--- START OF RECORDS TO PROCESS ---

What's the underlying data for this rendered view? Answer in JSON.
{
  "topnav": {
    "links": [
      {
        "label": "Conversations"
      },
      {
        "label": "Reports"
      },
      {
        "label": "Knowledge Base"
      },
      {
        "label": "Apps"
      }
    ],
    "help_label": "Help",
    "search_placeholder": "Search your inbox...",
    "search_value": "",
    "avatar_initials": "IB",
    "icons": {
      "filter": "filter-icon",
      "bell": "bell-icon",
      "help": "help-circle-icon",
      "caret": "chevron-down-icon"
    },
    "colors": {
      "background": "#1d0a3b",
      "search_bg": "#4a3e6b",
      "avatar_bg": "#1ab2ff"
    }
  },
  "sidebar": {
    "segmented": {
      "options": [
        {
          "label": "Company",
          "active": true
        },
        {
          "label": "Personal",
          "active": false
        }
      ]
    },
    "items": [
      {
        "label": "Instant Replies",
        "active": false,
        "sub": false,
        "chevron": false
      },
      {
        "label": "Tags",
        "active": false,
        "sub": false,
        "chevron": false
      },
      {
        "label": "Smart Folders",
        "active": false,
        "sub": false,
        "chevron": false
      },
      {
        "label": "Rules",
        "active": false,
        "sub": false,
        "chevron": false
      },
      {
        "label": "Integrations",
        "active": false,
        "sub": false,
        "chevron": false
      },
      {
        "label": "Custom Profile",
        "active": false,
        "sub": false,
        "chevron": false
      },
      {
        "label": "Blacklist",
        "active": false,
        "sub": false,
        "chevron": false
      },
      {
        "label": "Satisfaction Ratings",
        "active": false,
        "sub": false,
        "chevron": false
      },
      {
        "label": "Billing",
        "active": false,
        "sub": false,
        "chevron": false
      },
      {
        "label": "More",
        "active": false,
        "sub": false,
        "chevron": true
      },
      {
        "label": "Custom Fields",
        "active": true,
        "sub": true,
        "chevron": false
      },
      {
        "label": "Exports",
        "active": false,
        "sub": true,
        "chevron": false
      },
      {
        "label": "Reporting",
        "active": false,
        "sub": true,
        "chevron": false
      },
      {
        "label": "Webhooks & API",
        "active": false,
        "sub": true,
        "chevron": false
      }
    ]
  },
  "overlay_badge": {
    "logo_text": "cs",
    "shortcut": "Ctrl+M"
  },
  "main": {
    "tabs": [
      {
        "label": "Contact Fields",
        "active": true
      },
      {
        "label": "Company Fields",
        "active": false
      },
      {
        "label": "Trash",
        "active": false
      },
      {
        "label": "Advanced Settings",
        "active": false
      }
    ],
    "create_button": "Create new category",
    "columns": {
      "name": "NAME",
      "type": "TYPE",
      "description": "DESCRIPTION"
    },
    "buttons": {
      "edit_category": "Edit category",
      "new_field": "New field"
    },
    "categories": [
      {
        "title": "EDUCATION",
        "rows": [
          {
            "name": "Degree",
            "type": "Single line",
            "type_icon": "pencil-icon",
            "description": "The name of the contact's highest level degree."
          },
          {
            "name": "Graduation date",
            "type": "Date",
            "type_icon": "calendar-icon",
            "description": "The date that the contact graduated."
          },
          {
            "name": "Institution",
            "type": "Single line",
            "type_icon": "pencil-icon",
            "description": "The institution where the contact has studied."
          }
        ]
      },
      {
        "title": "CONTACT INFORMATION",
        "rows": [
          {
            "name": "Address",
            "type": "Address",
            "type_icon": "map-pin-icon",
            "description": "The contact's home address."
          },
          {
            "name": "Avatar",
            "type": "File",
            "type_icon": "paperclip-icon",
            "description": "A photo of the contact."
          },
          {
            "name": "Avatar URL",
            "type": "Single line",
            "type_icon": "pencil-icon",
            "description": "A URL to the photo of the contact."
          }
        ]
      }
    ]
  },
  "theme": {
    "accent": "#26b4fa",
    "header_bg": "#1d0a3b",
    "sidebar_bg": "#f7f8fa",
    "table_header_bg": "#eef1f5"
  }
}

--- END OF RECORDS TO PROCESS ---

EXERCISE: Print the whole listing again, exactly.

EXERCISE RESPONSE:
What's the underlying data for this rendered view? Answer in JSON.
{
  "topnav": {
    "links": [
      {
        "label": "Conversations"
      },
      {
        "label": "Reports"
      },
      {
        "label": "Knowledge Base"
      },
      {
        "label": "Apps"
      }
    ],
    "help_label": "Help",
    "search_placeholder": "Search your inbox...",
    "search_value": "",
    "avatar_initials": "IB",
    "icons": {
      "filter": "filter-icon",
      "bell": "bell-icon",
      "help": "help-circle-icon",
      "caret": "chevron-down-icon"
    },
    "colors": {
      "background": "#1d0a3b",
      "search_bg": "#4a3e6b",
      "avatar_bg": "#1ab2ff"
    }
  },
  "sidebar": {
    "segmented": {
      "options": [
        {
          "label": "Company",
          "active": true
        },
        {
          "label": "Personal",
          "active": false
        }
      ]
    },
    "items": [
      {
        "label": "Instant Replies",
        "active": false,
        "sub": false,
        "chevron": false
      },
      {
        "label": "Tags",
        "active": false,
        "sub": false,
        "chevron": false
      },
      {
        "label": "Smart Folders",
        "active": false,
        "sub": false,
        "chevron": false
      },
      {
        "label": "Rules",
        "active": false,
        "sub": false,
        "chevron": false
      },
      {
        "label": "Integrations",
        "active": false,
        "sub": false,
        "chevron": false
      },
      {
        "label": "Custom Profile",
        "active": false,
        "sub": false,
        "chevron": false
      },
      {
        "label": "Blacklist",
        "active": false,
        "sub": false,
        "chevron": false
      },
      {
        "label": "Satisfaction Ratings",
        "active": false,
        "sub": false,
        "chevron": false
      },
      {
        "label": "Billing",
        "active": false,
        "sub": false,
        "chevron": false
      },
      {
        "label": "More",
        "active": false,
        "sub": false,
        "chevron": true
      },
      {
        "label": "Custom Fields",
        "active": true,
        "sub": true,
        "chevron": false
      },
      {
        "label": "Exports",
        "active": false,
        "sub": true,
        "chevron": false
      },
      {
        "label": "Reporting",
        "active": false,
        "sub": true,
        "chevron": false
      },
      {
        "label": "Webhooks & API",
        "active": false,
        "sub": true,
        "chevron": false
      }
    ]
  },
  "overlay_badge": {
    "logo_text": "cs",
    "shortcut": "Ctrl+M"
  },
  "main": {
    "tabs": [
      {
        "label": "Contact Fields",
        "active": true
      },
      {
        "label": "Company Fields",
        "active": false
      },
      {
        "label": "Trash",
        "active": false
      },
      {
        "label": "Advanced Settings",
        "active": false
      }
    ],
    "create_button": "Create new category",
    "columns": {
      "name": "NAME",
      "type": "TYPE",
      "description": "DESCRIPTION"
    },
    "buttons": {
      "edit_category": "Edit category",
      "new_field": "New field"
    },
    "categories": [
      {
        "title": "EDUCATION",
        "rows": [
          {
            "name": "Degree",
            "type": "Single line",
            "type_icon": "pencil-icon",
            "description": "The name of the contact's highest level degree."
          },
          {
            "name": "Graduation date",
            "type": "Date",
            "type_icon": "calendar-icon",
            "description": "The date that the contact graduated."
          },
          {
            "name": "Institution",
            "type": "Single line",
            "type_icon": "pencil-icon",
            "description": "The institution where the contact has studied."
          }
        ]
      },
      {
        "title": "CONTACT INFORMATION",
        "rows": [
          {
            "name": "Address",
            "type": "Address",
            "type_icon": "map-pin-icon",
            "description": "The contact's home address."
          },
          {
            "name": "Avatar",
            "type": "File",
            "type_icon": "paperclip-icon",
            "description": "A photo of the contact."
          },
          {
            "name": "Avatar URL",
            "type": "Single line",
            "type_icon": "pencil-icon",
            "description": "A URL to the photo of the contact."
          }
        ]
      }
    ]
  },
  "theme": {
    "accent": "#26b4fa",
    "header_bg": "#1d0a3b",
    "sidebar_bg": "#f7f8fa",
    "table_header_bg": "#eef1f5"
  }
}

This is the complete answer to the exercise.